§ **Description of the task**:
What follows is a block of records; reproduce all of it verbatim.

___ Task inputs

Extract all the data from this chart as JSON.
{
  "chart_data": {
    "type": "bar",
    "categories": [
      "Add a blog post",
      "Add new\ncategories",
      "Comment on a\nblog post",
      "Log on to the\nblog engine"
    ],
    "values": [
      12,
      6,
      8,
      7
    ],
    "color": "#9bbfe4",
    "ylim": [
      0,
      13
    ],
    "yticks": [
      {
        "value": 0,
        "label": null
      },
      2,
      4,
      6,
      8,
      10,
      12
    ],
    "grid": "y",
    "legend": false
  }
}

______

§ **Output for this exercise**:
Extract all the data from this chart as JSON.
{
  "chart_data": {
    "type": "bar",
    "categories": [
      "Add a blog post",
      "Add new\ncategories",
      "Comment on a\nblog post",
      "Log on to the\nblog engine"
    ],
    "values": [
      12,
      6,
      8,
      7
    ],
    "color": "#9bbfe4",
    "ylim": [
      0,
      13
    ],
    "yticks": [
      {
        "value": 0,
        "label": null
      },
      2,
      4,
      6,
      8,
      10,
      12
    ],
    "grid": "y",
    "legend": false
  }
}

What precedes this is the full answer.